---------- Items
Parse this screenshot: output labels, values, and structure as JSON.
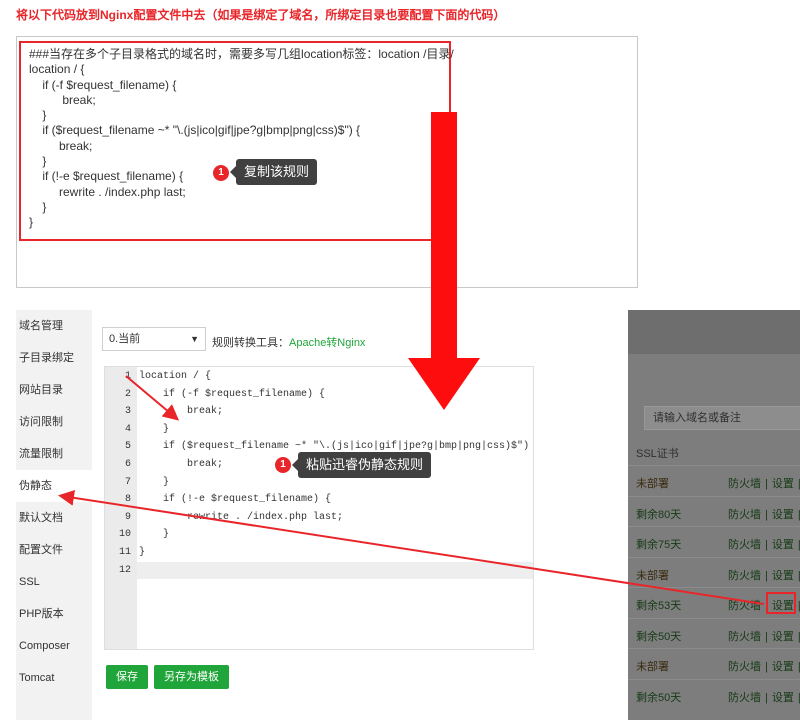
{
  "instruction": "将以下代码放到Nginx配置文件中去（如果是绑定了域名，所绑定目录也要配置下面的代码）",
  "top_code": "###当存在多个子目录格式的域名时，需要多写几组location标签：location /目录/\nlocation / {\n    if (-f $request_filename) {\n          break;\n    }\n    if ($request_filename ~* \"\\.(js|ico|gif|jpe?g|bmp|png|css)$\") {\n         break;\n    }\n    if (!-e $request_filename) {\n         rewrite . /index.php last;\n    }\n}",
  "callout_copy": {
    "badge": "1",
    "text": "复制该规则"
  },
  "callout_paste": {
    "badge": "1",
    "text": "粘贴迅睿伪静态规则"
  },
  "sidebar": {
    "items": [
      {
        "label": "域名管理"
      },
      {
        "label": "子目录绑定"
      },
      {
        "label": "网站目录"
      },
      {
        "label": "访问限制"
      },
      {
        "label": "流量限制"
      },
      {
        "label": "伪静态",
        "active": true
      },
      {
        "label": "默认文档"
      },
      {
        "label": "配置文件"
      },
      {
        "label": "SSL"
      },
      {
        "label": "PHP版本"
      },
      {
        "label": "Composer"
      },
      {
        "label": "Tomcat"
      }
    ]
  },
  "toolbar": {
    "version_select": "0.当前",
    "rule_tool_label": "规则转换工具：",
    "rule_tool_link": "Apache转Nginx"
  },
  "editor": {
    "lines": [
      {
        "n": "1",
        "text": "location / {"
      },
      {
        "n": "2",
        "text": "    if (-f $request_filename) {"
      },
      {
        "n": "3",
        "text": "        break;"
      },
      {
        "n": "4",
        "text": "    }"
      },
      {
        "n": "5",
        "text": "    if ($request_filename ~* \"\\.(js|ico|gif|jpe?g|bmp|png|css)$\") {"
      },
      {
        "n": "6",
        "text": "        break;"
      },
      {
        "n": "7",
        "text": "    }"
      },
      {
        "n": "8",
        "text": "    if (!-e $request_filename) {"
      },
      {
        "n": "9",
        "text": "        rewrite . /index.php last;"
      },
      {
        "n": "10",
        "text": "    }"
      },
      {
        "n": "11",
        "text": "}"
      },
      {
        "n": "12",
        "text": ""
      }
    ],
    "active_line": "12"
  },
  "buttons": {
    "save": "保存",
    "save_as_template": "另存为模板"
  },
  "right_panel": {
    "search_placeholder": "请输入域名或备注",
    "column_ssl": "SSL证书",
    "firewall": "防火墙",
    "separator": "|",
    "settings": "设置",
    "rows": [
      {
        "ssl": "未部署",
        "status": "none"
      },
      {
        "ssl": "剩余80天",
        "status": "left"
      },
      {
        "ssl": "剩余75天",
        "status": "left"
      },
      {
        "ssl": "未部署",
        "status": "none"
      },
      {
        "ssl": "剩余53天",
        "status": "left"
      },
      {
        "ssl": "剩余50天",
        "status": "left"
      },
      {
        "ssl": "未部署",
        "status": "none"
      },
      {
        "ssl": "剩余50天",
        "status": "left"
      }
    ]
  },
  "colors": {
    "annotation_red": "#e8262a",
    "primary_green": "#20a53a",
    "callout_bg": "#404040"
  }
}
--------------------
#### What is needed:
Repeat all of the data above word for word, minus the pictures.

#### Complete response:
Parse this screenshot: output labels, values, and structure as JSON.
{
  "instruction": "将以下代码放到Nginx配置文件中去（如果是绑定了域名，所绑定目录也要配置下面的代码）",
  "top_code": "###当存在多个子目录格式的域名时，需要多写几组location标签：location /目录/\nlocation / {\n    if (-f $request_filename) {\n          break;\n    }\n    if ($request_filename ~* \"\\.(js|ico|gif|jpe?g|bmp|png|css)$\") {\n         break;\n    }\n    if (!-e $request_filename) {\n         rewrite . /index.php last;\n    }\n}",
  "callout_copy": {
    "badge": "1",
    "text": "复制该规则"
  },
  "callout_paste": {
    "badge": "1",
    "text": "粘贴迅睿伪静态规则"
  },
  "sidebar": {
    "items": [
      {
        "label": "域名管理"
      },
      {
        "label": "子目录绑定"
      },
      {
        "label": "网站目录"
      },
      {
        "label": "访问限制"
      },
      {
        "label": "流量限制"
      },
      {
        "label": "伪静态",
        "active": true
      },
      {
        "label": "默认文档"
      },
      {
        "label": "配置文件"
      },
      {
        "label": "SSL"
      },
      {
        "label": "PHP版本"
      },
      {
        "label": "Composer"
      },
      {
        "label": "Tomcat"
      }
    ]
  },
  "toolbar": {
    "version_select": "0.当前",
    "rule_tool_label": "规则转换工具：",
    "rule_tool_link": "Apache转Nginx"
  },
  "editor": {
    "lines": [
      {
        "n": "1",
        "text": "location / {"
      },
      {
        "n": "2",
        "text": "    if (-f $request_filename) {"
      },
      {
        "n": "3",
        "text": "        break;"
      },
      {
        "n": "4",
        "text": "    }"
      },
      {
        "n": "5",
        "text": "    if ($request_filename ~* \"\\.(js|ico|gif|jpe?g|bmp|png|css)$\") {"
      },
      {
        "n": "6",
        "text": "        break;"
      },
      {
        "n": "7",
        "text": "    }"
      },
      {
        "n": "8",
        "text": "    if (!-e $request_filename) {"
      },
      {
        "n": "9",
        "text": "        rewrite . /index.php last;"
      },
      {
        "n": "10",
        "text": "    }"
      },
      {
        "n": "11",
        "text": "}"
      },
      {
        "n": "12",
        "text": ""
      }
    ],
    "active_line": "12"
  },
  "buttons": {
    "save": "保存",
    "save_as_template": "另存为模板"
  },
  "right_panel": {
    "search_placeholder": "请输入域名或备注",
    "column_ssl": "SSL证书",
    "firewall": "防火墙",
    "separator": "|",
    "settings": "设置",
    "rows": [
      {
        "ssl": "未部署",
        "status": "none"
      },
      {
        "ssl": "剩余80天",
        "status": "left"
      },
      {
        "ssl": "剩余75天",
        "status": "left"
      },
      {
        "ssl": "未部署",
        "status": "none"
      },
      {
        "ssl": "剩余53天",
        "status": "left"
      },
      {
        "ssl": "剩余50天",
        "status": "left"
      },
      {
        "ssl": "未部署",
        "status": "none"
      },
      {
        "ssl": "剩余50天",
        "status": "left"
      }
    ]
  },
  "colors": {
    "annotation_red": "#e8262a",
    "primary_green": "#20a53a",
    "callout_bg": "#404040"
  }
}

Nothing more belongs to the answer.